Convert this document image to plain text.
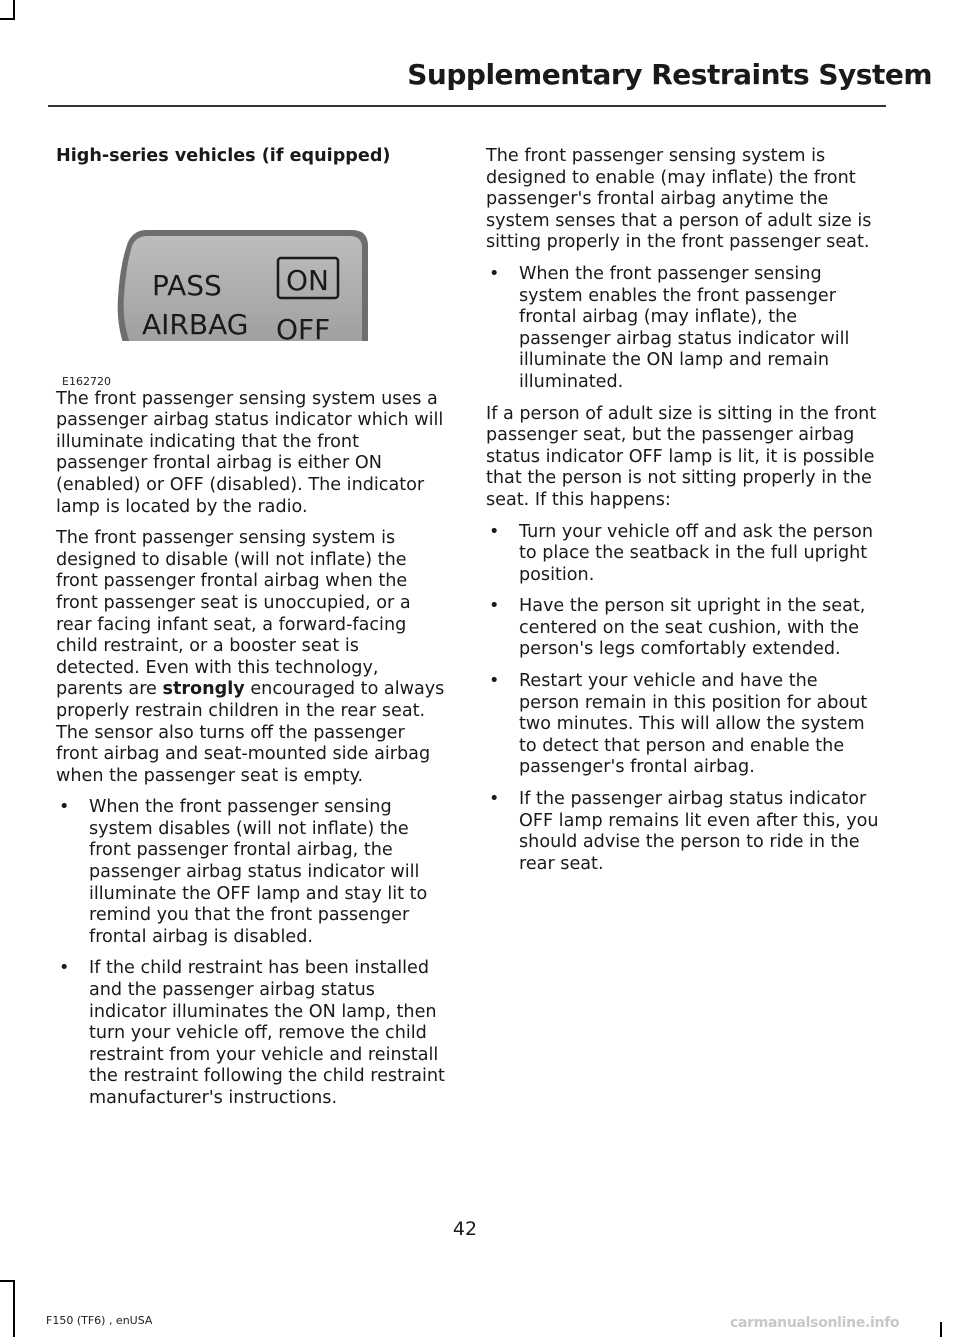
Supplementary Restraints System
High-series vehicles (if equipped)
PASS
AIRBAG
ON
OFF
E162720

The front passenger sensing system uses a passenger airbag status indicator which will illuminate indicating that the front passenger frontal airbag is either ON (enabled) or OFF (disabled). The indicator lamp is located by the radio.

The front passenger sensing system is designed to disable (will not inflate) the front passenger frontal airbag when the front passenger seat is unoccupied, or a rear facing infant seat, a forward-facing child restraint, or a booster seat is detected. Even with this technology, parents are strongly encouraged to always properly restrain children in the rear seat. The sensor also turns off the passenger front airbag and seat-mounted side airbag when the passenger seat is empty.

• When the front passenger sensing system disables (will not inflate) the front passenger frontal airbag, the passenger airbag status indicator will illuminate the OFF lamp and stay lit to remind you that the front passenger frontal airbag is disabled.
• If the child restraint has been installed and the passenger airbag status indicator illuminates the ON lamp, then turn your vehicle off, remove the child restraint from your vehicle and reinstall the restraint following the child restraint manufacturer's instructions.

The front passenger sensing system is designed to enable (may inflate) the front passenger's frontal airbag anytime the system senses that a person of adult size is sitting properly in the front passenger seat.

• When the front passenger sensing system enables the front passenger frontal airbag (may inflate), the passenger airbag status indicator will illuminate the ON lamp and remain illuminated.

If a person of adult size is sitting in the front passenger seat, but the passenger airbag status indicator OFF lamp is lit, it is possible that the person is not sitting properly in the seat. If this happens:

• Turn your vehicle off and ask the person to place the seatback in the full upright position.
• Have the person sit upright in the seat, centered on the seat cushion, with the person's legs comfortably extended.
• Restart your vehicle and have the person remain in this position for about two minutes. This will allow the system to detect that person and enable the passenger's frontal airbag.
• If the passenger airbag status indicator OFF lamp remains lit even after this, you should advise the person to ride in the rear seat.
42
F150 (TF6) , enUSA	carmanualsonline.info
= = =
* OBJECTIVE:
Copy each line that holds the word "sensing".

* SOLUTION BELOW:
The front passenger sensing system uses a passenger airbag status indicator which will illuminate indicating that the front passenger frontal airbag is either ON (enabled) or OFF (disabled). The indicator lamp is located by the radio.
The front passenger sensing system is designed to disable (will not inflate) the front passenger frontal airbag when the front passenger seat is unoccupied, or a rear facing infant seat, a forward-facing child restraint, or a booster seat is detected. Even with this technology, parents are strongly encouraged to always properly restrain children in the rear seat. The sensor also turns off the passenger front airbag and seat-mounted side airbag when the passenger seat is empty.
• When the front passenger sensing system disables (will not inflate) the front passenger frontal airbag, the passenger airbag status indicator will illuminate the OFF lamp and stay lit to remind you that the front passenger frontal airbag is disabled.
The front passenger sensing system is designed to enable (may inflate) the front passenger's frontal airbag anytime the system senses that a person of adult size is sitting properly in the front passenger seat.
• When the front passenger sensing system enables the front passenger frontal airbag (may inflate), the passenger airbag status indicator will illuminate the ON lamp and remain illuminated.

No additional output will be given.